> [Required work] Would you restate all the data that follows, word for word?

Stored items
• • • •

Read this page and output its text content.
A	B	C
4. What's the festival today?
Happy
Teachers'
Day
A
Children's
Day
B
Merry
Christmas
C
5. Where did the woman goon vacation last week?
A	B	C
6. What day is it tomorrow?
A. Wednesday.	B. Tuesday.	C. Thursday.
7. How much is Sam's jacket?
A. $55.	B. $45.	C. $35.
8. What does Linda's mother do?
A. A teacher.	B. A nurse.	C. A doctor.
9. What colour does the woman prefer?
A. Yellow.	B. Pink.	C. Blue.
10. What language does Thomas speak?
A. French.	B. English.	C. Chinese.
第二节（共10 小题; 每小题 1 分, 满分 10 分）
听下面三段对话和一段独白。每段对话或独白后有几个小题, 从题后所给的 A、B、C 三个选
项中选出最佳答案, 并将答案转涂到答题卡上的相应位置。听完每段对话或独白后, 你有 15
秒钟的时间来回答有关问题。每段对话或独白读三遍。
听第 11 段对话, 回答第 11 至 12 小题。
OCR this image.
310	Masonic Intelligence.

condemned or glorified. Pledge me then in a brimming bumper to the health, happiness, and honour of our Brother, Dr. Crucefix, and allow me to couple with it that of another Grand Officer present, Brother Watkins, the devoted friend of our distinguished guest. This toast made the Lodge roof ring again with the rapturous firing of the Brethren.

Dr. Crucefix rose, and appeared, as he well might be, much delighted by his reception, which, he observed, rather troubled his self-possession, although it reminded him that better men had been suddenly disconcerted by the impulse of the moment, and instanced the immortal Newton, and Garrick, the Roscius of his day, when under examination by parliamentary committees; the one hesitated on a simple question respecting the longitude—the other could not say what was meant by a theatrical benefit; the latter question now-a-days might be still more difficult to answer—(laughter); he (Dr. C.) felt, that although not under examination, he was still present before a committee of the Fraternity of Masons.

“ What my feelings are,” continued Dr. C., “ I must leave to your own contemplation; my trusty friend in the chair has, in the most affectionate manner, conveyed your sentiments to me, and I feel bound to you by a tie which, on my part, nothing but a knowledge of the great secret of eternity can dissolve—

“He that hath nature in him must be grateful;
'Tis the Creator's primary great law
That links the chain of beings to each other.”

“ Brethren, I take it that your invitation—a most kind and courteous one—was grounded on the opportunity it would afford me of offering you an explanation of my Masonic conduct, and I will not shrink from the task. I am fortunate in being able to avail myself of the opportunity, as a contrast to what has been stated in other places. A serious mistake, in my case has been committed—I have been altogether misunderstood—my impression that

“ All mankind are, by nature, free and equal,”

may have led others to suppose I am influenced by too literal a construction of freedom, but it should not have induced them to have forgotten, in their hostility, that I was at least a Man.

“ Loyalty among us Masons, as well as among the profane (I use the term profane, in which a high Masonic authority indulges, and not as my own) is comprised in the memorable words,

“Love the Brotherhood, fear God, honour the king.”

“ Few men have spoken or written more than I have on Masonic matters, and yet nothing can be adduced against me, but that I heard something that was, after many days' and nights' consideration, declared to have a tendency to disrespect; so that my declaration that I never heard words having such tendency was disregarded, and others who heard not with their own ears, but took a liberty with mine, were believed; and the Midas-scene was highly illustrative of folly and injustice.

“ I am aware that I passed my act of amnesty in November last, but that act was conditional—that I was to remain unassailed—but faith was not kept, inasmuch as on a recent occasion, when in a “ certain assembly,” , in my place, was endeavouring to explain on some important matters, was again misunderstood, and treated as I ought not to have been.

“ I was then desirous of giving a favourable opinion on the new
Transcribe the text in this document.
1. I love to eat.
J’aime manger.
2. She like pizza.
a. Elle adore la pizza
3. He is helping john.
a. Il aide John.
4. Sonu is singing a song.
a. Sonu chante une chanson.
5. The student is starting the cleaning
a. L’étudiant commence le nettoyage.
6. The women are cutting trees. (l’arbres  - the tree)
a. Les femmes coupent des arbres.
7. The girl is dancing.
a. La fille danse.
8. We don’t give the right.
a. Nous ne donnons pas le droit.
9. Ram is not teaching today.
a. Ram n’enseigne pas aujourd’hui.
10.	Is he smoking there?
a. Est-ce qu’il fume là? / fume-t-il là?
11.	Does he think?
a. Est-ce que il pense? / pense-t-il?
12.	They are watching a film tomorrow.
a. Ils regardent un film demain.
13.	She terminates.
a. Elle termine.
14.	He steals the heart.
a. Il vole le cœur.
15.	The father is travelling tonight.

• • • •

> [Exercise answer]
Read this page and output its text content.
A	B	C
4. What's the festival today?
Happy
Teachers'
Day
A
Children's
Day
B
Merry
Christmas
C
5. Where did the woman goon vacation last week?
A	B	C
6. What day is it tomorrow?
A. Wednesday.	B. Tuesday.	C. Thursday.
7. How much is Sam's jacket?
A. $55.	B. $45.	C. $35.
8. What does Linda's mother do?
A. A teacher.	B. A nurse.	C. A doctor.
9. What colour does the woman prefer?
A. Yellow.	B. Pink.	C. Blue.
10. What language does Thomas speak?
A. French.	B. English.	C. Chinese.
第二节（共10 小题; 每小题 1 分, 满分 10 分）
听下面三段对话和一段独白。每段对话或独白后有几个小题, 从题后所给的 A、B、C 三个选
项中选出最佳答案, 并将答案转涂到答题卡上的相应位置。听完每段对话或独白后, 你有 15
秒钟的时间来回答有关问题。每段对话或独白读三遍。
听第 11 段对话, 回答第 11 至 12 小题。
OCR this image.
310	Masonic Intelligence.

condemned or glorified. Pledge me then in a brimming bumper to the health, happiness, and honour of our Brother, Dr. Crucefix, and allow me to couple with it that of another Grand Officer present, Brother Watkins, the devoted friend of our distinguished guest. This toast made the Lodge roof ring again with the rapturous firing of the Brethren.

Dr. Crucefix rose, and appeared, as he well might be, much delighted by his reception, which, he observed, rather troubled his self-possession, although it reminded him that better men had been suddenly disconcerted by the impulse of the moment, and instanced the immortal Newton, and Garrick, the Roscius of his day, when under examination by parliamentary committees; the one hesitated on a simple question respecting the longitude—the other could not say what was meant by a theatrical benefit; the latter question now-a-days might be still more difficult to answer—(laughter); he (Dr. C.) felt, that although not under examination, he was still present before a committee of the Fraternity of Masons.

“ What my feelings are,” continued Dr. C., “ I must leave to your own contemplation; my trusty friend in the chair has, in the most affectionate manner, conveyed your sentiments to me, and I feel bound to you by a tie which, on my part, nothing but a knowledge of the great secret of eternity can dissolve—

“He that hath nature in him must be grateful;
'Tis the Creator's primary great law
That links the chain of beings to each other.”

“ Brethren, I take it that your invitation—a most kind and courteous one—was grounded on the opportunity it would afford me of offering you an explanation of my Masonic conduct, and I will not shrink from the task. I am fortunate in being able to avail myself of the opportunity, as a contrast to what has been stated in other places. A serious mistake, in my case has been committed—I have been altogether misunderstood—my impression that

“ All mankind are, by nature, free and equal,”

may have led others to suppose I am influenced by too literal a construction of freedom, but it should not have induced them to have forgotten, in their hostility, that I was at least a Man.

“ Loyalty among us Masons, as well as among the profane (I use the term profane, in which a high Masonic authority indulges, and not as my own) is comprised in the memorable words,

“Love the Brotherhood, fear God, honour the king.”

“ Few men have spoken or written more than I have on Masonic matters, and yet nothing can be adduced against me, but that I heard something that was, after many days' and nights' consideration, declared to have a tendency to disrespect; so that my declaration that I never heard words having such tendency was disregarded, and others who heard not with their own ears, but took a liberty with mine, were believed; and the Midas-scene was highly illustrative of folly and injustice.

“ I am aware that I passed my act of amnesty in November last, but that act was conditional—that I was to remain unassailed—but faith was not kept, inasmuch as on a recent occasion, when in a “ certain assembly,” , in my place, was endeavouring to explain on some important matters, was again misunderstood, and treated as I ought not to have been.

“ I was then desirous of giving a favourable opinion on the new
Transcribe the text in this document.
1. I love to eat.
J’aime manger.
2. She like pizza.
a. Elle adore la pizza
3. He is helping john.
a. Il aide John.
4. Sonu is singing a song.
a. Sonu chante une chanson.
5. The student is starting the cleaning
a. L’étudiant commence le nettoyage.
6. The women are cutting trees. (l’arbres  - the tree)
a. Les femmes coupent des arbres.
7. The girl is dancing.
a. La fille danse.
8. We don’t give the right.
a. Nous ne donnons pas le droit.
9. Ram is not teaching today.
a. Ram n’enseigne pas aujourd’hui.
10.	Is he smoking there?
a. Est-ce qu’il fume là? / fume-t-il là?
11.	Does he think?
a. Est-ce que il pense? / pense-t-il?
12.	They are watching a film tomorrow.
a. Ils regardent un film demain.
13.	She terminates.
a. Elle termine.
14.	He steals the heart.
a. Il vole le cœur.
15.	The father is travelling tonight.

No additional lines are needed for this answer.